== Provided records ==

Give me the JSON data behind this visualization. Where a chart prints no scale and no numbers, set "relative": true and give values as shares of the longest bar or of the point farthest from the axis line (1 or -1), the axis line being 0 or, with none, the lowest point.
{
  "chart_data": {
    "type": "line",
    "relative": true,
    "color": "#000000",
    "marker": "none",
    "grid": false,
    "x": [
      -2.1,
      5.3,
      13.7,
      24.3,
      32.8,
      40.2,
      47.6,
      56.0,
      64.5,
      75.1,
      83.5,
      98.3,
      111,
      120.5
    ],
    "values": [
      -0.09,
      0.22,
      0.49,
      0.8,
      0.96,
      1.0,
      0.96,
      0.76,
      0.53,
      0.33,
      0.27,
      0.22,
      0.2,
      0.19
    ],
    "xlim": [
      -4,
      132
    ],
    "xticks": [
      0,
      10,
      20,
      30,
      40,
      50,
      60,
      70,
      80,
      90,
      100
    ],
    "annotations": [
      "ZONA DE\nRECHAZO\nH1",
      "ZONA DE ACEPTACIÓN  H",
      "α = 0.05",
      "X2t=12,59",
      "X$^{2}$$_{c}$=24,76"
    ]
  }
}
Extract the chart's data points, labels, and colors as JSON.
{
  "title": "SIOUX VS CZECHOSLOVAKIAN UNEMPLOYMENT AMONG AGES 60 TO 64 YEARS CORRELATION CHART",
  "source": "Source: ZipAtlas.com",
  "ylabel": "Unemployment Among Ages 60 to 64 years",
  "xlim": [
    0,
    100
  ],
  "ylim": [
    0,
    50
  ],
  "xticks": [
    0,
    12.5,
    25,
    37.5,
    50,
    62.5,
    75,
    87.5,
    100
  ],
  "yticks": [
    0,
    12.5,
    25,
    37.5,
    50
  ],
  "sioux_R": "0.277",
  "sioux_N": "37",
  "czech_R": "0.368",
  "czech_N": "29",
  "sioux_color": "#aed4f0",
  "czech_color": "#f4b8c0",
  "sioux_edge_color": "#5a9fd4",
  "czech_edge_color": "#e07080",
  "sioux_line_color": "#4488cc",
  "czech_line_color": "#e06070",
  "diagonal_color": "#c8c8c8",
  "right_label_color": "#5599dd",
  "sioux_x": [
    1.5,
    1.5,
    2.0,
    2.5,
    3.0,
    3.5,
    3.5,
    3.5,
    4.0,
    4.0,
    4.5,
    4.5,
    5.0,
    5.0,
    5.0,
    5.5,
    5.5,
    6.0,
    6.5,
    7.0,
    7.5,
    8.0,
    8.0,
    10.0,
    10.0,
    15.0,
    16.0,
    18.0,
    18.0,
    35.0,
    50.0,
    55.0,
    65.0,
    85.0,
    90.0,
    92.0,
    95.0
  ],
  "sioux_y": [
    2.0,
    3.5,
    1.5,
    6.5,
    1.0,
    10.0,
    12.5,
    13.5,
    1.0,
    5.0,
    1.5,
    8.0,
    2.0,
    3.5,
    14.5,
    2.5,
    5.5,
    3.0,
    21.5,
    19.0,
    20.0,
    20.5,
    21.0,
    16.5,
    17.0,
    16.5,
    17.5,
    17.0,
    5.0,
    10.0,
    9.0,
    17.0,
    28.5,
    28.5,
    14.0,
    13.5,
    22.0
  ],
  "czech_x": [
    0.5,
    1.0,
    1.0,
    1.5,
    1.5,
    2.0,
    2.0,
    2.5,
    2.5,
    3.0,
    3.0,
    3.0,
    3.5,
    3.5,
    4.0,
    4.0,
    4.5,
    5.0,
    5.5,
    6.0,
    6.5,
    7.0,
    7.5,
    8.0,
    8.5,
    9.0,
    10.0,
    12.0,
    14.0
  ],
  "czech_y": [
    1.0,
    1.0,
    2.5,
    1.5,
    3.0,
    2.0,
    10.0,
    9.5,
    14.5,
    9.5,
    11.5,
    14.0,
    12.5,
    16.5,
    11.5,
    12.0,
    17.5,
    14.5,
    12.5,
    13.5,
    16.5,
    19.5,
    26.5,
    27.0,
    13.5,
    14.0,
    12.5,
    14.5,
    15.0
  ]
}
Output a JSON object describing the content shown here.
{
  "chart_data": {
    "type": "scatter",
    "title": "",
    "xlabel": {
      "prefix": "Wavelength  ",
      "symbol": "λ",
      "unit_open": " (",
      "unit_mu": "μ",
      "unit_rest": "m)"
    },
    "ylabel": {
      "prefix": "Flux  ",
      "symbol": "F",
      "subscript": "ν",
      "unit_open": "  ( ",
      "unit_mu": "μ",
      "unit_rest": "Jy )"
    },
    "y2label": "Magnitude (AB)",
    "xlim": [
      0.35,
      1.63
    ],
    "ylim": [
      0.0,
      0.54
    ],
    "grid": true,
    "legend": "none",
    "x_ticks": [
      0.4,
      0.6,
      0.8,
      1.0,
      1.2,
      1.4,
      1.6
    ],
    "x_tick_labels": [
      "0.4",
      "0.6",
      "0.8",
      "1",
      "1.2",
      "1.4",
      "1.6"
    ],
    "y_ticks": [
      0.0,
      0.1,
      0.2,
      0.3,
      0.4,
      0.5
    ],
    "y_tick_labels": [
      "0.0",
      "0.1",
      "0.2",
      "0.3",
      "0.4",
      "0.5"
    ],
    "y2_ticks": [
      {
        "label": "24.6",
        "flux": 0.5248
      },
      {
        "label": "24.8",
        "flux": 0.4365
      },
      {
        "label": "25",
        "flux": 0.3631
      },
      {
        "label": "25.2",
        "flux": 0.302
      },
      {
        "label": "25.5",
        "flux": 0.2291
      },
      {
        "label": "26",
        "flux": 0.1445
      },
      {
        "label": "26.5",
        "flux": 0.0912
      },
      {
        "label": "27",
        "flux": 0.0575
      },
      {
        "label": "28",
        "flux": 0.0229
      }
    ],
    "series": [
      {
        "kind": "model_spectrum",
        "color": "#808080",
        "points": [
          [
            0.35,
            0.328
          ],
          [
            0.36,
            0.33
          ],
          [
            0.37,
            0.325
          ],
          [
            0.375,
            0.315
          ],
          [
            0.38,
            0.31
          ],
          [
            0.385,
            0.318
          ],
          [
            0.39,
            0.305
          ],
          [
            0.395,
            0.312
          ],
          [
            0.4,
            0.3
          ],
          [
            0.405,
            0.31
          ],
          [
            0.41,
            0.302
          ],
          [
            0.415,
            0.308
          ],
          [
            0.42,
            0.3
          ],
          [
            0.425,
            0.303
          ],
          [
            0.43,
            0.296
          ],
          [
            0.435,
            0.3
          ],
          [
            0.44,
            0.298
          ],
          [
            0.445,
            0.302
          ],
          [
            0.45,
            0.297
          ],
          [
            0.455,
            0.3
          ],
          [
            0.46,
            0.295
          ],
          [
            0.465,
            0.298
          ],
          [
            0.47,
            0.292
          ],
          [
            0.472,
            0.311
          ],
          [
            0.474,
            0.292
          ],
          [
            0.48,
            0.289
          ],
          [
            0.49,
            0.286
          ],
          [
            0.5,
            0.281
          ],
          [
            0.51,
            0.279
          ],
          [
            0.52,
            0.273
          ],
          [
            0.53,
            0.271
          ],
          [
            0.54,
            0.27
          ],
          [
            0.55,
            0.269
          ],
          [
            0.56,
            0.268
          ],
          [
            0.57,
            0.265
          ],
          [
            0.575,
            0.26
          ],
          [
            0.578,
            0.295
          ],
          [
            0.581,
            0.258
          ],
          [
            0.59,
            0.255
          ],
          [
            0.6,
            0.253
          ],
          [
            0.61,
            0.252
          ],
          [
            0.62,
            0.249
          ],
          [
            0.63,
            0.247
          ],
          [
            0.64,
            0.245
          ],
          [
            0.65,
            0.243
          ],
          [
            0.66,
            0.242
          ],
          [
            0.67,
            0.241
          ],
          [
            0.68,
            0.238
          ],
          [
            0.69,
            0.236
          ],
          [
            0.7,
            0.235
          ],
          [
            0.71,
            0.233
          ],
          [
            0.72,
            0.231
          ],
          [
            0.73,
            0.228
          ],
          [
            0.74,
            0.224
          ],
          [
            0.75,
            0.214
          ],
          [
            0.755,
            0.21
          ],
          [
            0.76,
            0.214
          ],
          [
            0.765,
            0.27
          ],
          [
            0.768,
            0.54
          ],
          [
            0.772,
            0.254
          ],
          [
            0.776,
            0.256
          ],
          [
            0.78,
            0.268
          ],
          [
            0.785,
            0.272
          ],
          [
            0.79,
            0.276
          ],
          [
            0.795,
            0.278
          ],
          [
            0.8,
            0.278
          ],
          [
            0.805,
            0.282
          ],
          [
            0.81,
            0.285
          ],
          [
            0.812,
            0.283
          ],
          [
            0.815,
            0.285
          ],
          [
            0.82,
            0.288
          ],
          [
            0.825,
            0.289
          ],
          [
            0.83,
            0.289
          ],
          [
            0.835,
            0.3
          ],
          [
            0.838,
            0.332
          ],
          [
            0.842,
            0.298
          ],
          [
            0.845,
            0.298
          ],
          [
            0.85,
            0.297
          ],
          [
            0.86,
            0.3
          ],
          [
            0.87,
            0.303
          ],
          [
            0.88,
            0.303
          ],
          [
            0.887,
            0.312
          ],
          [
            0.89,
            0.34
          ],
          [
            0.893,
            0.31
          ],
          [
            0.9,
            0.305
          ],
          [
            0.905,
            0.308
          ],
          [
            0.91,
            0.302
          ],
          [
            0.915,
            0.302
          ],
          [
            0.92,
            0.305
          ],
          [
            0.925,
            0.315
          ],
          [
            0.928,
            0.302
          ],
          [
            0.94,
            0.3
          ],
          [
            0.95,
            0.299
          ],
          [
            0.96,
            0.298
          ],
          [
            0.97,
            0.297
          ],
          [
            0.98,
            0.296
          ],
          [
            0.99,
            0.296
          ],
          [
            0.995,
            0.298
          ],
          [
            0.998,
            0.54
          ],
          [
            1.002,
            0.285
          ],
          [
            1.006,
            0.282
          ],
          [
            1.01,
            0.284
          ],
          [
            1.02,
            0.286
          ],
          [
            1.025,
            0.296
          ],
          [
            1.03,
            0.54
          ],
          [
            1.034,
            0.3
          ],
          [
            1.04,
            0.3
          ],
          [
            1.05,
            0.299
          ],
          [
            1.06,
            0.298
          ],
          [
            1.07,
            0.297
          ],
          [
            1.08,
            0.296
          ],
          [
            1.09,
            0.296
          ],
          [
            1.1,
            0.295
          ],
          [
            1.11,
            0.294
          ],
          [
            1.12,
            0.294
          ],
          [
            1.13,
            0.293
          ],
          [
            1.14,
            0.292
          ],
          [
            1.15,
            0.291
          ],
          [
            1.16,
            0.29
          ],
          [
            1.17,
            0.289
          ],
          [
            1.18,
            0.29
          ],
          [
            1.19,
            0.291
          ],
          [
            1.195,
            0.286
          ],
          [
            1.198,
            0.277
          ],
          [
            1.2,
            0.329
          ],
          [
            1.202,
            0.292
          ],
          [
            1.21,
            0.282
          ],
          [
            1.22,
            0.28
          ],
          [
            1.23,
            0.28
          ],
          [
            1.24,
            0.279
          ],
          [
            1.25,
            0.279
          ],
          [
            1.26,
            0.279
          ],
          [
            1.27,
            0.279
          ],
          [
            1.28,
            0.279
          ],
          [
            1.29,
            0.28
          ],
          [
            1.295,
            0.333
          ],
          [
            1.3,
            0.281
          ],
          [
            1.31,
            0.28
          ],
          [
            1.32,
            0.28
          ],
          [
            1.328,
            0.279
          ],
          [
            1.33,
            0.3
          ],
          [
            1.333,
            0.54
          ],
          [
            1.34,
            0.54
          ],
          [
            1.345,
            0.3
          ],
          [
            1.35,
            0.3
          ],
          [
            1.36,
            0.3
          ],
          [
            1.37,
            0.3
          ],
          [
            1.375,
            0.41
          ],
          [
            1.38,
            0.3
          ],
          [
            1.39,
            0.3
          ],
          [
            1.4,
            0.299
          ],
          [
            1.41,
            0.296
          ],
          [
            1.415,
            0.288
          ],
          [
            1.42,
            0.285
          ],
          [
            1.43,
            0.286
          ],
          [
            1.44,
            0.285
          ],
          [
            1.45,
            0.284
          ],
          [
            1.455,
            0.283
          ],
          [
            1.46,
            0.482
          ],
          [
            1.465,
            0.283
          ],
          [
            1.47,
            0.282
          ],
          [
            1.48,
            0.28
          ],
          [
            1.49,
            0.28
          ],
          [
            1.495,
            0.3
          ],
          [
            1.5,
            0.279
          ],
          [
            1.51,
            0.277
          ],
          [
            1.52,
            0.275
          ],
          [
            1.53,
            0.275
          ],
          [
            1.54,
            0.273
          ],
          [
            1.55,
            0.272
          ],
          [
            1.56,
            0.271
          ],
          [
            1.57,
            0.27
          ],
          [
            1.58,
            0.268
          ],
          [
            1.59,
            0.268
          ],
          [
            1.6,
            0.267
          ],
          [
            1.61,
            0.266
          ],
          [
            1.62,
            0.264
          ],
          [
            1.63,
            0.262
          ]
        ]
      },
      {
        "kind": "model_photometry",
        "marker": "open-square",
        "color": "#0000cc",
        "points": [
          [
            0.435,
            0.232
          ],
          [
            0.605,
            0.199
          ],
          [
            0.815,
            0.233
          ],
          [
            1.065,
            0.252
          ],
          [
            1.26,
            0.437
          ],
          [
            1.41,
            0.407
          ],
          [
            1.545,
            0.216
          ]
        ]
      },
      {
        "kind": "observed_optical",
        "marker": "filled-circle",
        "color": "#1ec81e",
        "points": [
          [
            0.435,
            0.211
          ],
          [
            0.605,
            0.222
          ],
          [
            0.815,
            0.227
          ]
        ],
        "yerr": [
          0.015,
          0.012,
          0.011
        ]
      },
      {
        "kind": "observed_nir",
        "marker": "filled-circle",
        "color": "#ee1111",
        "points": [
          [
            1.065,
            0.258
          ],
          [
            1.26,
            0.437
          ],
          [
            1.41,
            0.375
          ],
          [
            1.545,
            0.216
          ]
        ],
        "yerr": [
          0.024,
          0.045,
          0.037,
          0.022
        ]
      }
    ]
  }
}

===

● Exercise:
Your answer should be a single number: the count of lines in these records that hold the string "ZONA".

● Solution to this problem:
2